### [Records for the exercise]
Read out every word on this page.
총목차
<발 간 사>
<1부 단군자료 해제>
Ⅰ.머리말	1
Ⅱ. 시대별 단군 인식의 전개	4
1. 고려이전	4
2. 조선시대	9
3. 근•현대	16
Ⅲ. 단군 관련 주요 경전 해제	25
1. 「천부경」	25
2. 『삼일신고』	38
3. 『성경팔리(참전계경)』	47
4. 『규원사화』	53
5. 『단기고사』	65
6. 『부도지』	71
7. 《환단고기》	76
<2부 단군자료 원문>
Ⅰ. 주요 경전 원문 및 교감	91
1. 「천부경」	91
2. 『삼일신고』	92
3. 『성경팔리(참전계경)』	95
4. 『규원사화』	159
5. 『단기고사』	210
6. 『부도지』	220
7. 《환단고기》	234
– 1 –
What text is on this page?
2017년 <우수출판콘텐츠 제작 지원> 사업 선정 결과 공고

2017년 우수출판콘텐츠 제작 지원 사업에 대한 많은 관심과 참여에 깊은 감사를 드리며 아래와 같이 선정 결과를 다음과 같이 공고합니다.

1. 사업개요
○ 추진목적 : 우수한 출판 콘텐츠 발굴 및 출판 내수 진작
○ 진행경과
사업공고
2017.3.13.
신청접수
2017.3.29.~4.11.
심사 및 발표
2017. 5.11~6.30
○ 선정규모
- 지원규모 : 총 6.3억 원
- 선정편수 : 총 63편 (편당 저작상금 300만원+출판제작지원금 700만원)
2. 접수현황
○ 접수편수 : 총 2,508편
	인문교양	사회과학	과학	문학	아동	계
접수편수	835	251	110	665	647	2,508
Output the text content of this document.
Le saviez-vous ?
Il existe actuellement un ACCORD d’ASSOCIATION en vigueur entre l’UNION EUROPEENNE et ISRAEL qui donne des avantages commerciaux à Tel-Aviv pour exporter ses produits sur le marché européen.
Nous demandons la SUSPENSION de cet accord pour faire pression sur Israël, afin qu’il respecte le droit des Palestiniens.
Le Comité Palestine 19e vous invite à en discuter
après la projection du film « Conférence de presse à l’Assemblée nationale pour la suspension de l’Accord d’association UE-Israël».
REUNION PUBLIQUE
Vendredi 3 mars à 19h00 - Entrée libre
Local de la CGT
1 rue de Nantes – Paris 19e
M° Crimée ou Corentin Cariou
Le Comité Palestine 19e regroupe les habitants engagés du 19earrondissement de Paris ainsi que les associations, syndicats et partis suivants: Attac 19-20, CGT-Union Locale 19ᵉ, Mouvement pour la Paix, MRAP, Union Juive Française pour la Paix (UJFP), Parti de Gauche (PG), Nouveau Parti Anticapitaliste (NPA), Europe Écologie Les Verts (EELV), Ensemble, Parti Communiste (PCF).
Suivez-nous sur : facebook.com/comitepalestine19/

### [What you have to do]
Copy every line of the material, please, keeping it exactly the same.

### [Result of this task]
Read out every word on this page.
총목차
<발 간 사>
<1부 단군자료 해제>
Ⅰ.머리말	1
Ⅱ. 시대별 단군 인식의 전개	4
1. 고려이전	4
2. 조선시대	9
3. 근•현대	16
Ⅲ. 단군 관련 주요 경전 해제	25
1. 「천부경」	25
2. 『삼일신고』	38
3. 『성경팔리(참전계경)』	47
4. 『규원사화』	53
5. 『단기고사』	65
6. 『부도지』	71
7. 《환단고기》	76
<2부 단군자료 원문>
Ⅰ. 주요 경전 원문 및 교감	91
1. 「천부경」	91
2. 『삼일신고』	92
3. 『성경팔리(참전계경)』	95
4. 『규원사화』	159
5. 『단기고사』	210
6. 『부도지』	220
7. 《환단고기》	234
– 1 –
What text is on this page?
2017년 <우수출판콘텐츠 제작 지원> 사업 선정 결과 공고

2017년 우수출판콘텐츠 제작 지원 사업에 대한 많은 관심과 참여에 깊은 감사를 드리며 아래와 같이 선정 결과를 다음과 같이 공고합니다.

1. 사업개요
○ 추진목적 : 우수한 출판 콘텐츠 발굴 및 출판 내수 진작
○ 진행경과
사업공고
2017.3.13.
신청접수
2017.3.29.~4.11.
심사 및 발표
2017. 5.11~6.30
○ 선정규모
- 지원규모 : 총 6.3억 원
- 선정편수 : 총 63편 (편당 저작상금 300만원+출판제작지원금 700만원)
2. 접수현황
○ 접수편수 : 총 2,508편
	인문교양	사회과학	과학	문학	아동	계
접수편수	835	251	110	665	647	2,508
Output the text content of this document.
Le saviez-vous ?
Il existe actuellement un ACCORD d’ASSOCIATION en vigueur entre l’UNION EUROPEENNE et ISRAEL qui donne des avantages commerciaux à Tel-Aviv pour exporter ses produits sur le marché européen.
Nous demandons la SUSPENSION de cet accord pour faire pression sur Israël, afin qu’il respecte le droit des Palestiniens.
Le Comité Palestine 19e vous invite à en discuter
après la projection du film « Conférence de presse à l’Assemblée nationale pour la suspension de l’Accord d’association UE-Israël».
REUNION PUBLIQUE
Vendredi 3 mars à 19h00 - Entrée libre
Local de la CGT
1 rue de Nantes – Paris 19e
M° Crimée ou Corentin Cariou
Le Comité Palestine 19e regroupe les habitants engagés du 19earrondissement de Paris ainsi que les associations, syndicats et partis suivants: Attac 19-20, CGT-Union Locale 19ᵉ, Mouvement pour la Paix, MRAP, Union Juive Française pour la Paix (UJFP), Parti de Gauche (PG), Nouveau Parti Anticapitaliste (NPA), Europe Écologie Les Verts (EELV), Ensemble, Parti Communiste (PCF).
Suivez-nous sur : facebook.com/comitepalestine19/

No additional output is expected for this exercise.